THE EXERCISE: Exact repetition of every entry is required.

Saved entries:
******************************

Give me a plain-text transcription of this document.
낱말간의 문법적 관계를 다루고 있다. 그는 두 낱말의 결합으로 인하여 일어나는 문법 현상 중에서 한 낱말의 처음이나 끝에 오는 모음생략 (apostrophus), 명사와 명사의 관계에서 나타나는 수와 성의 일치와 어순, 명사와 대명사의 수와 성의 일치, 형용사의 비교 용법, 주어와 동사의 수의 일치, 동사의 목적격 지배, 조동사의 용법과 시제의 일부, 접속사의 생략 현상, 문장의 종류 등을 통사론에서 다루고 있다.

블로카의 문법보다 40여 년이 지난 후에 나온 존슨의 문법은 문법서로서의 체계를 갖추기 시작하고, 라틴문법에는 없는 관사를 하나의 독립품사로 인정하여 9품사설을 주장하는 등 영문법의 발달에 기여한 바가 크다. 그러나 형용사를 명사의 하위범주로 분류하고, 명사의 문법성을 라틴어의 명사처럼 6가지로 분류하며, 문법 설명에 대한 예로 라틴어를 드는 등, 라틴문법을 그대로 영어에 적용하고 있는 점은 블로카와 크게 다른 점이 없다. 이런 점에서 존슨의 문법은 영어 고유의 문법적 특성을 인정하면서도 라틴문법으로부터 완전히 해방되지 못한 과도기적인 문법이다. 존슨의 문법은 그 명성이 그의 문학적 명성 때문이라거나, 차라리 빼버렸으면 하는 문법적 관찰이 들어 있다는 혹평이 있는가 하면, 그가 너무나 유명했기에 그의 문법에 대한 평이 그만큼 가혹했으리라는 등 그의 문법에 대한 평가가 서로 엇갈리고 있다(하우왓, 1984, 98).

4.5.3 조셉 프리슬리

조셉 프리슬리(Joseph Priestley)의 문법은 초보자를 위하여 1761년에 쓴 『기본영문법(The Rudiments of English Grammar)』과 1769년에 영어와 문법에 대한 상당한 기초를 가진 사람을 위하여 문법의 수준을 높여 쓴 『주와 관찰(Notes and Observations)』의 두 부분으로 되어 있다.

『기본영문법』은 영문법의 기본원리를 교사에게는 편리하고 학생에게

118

******************************

EXPECTED OUTPUT:
Give me a plain-text transcription of this document.
낱말간의 문법적 관계를 다루고 있다. 그는 두 낱말의 결합으로 인하여 일어나는 문법 현상 중에서 한 낱말의 처음이나 끝에 오는 모음생략 (apostrophus), 명사와 명사의 관계에서 나타나는 수와 성의 일치와 어순, 명사와 대명사의 수와 성의 일치, 형용사의 비교 용법, 주어와 동사의 수의 일치, 동사의 목적격 지배, 조동사의 용법과 시제의 일부, 접속사의 생략 현상, 문장의 종류 등을 통사론에서 다루고 있다.

블로카의 문법보다 40여 년이 지난 후에 나온 존슨의 문법은 문법서로서의 체계를 갖추기 시작하고, 라틴문법에는 없는 관사를 하나의 독립품사로 인정하여 9품사설을 주장하는 등 영문법의 발달에 기여한 바가 크다. 그러나 형용사를 명사의 하위범주로 분류하고, 명사의 문법성을 라틴어의 명사처럼 6가지로 분류하며, 문법 설명에 대한 예로 라틴어를 드는 등, 라틴문법을 그대로 영어에 적용하고 있는 점은 블로카와 크게 다른 점이 없다. 이런 점에서 존슨의 문법은 영어 고유의 문법적 특성을 인정하면서도 라틴문법으로부터 완전히 해방되지 못한 과도기적인 문법이다. 존슨의 문법은 그 명성이 그의 문학적 명성 때문이라거나, 차라리 빼버렸으면 하는 문법적 관찰이 들어 있다는 혹평이 있는가 하면, 그가 너무나 유명했기에 그의 문법에 대한 평이 그만큼 가혹했으리라는 등 그의 문법에 대한 평가가 서로 엇갈리고 있다(하우왓, 1984, 98).

4.5.3 조셉 프리슬리

조셉 프리슬리(Joseph Priestley)의 문법은 초보자를 위하여 1761년에 쓴 『기본영문법(The Rudiments of English Grammar)』과 1769년에 영어와 문법에 대한 상당한 기초를 가진 사람을 위하여 문법의 수준을 높여 쓴 『주와 관찰(Notes and Observations)』의 두 부분으로 되어 있다.

『기본영문법』은 영문법의 기본원리를 교사에게는 편리하고 학생에게

118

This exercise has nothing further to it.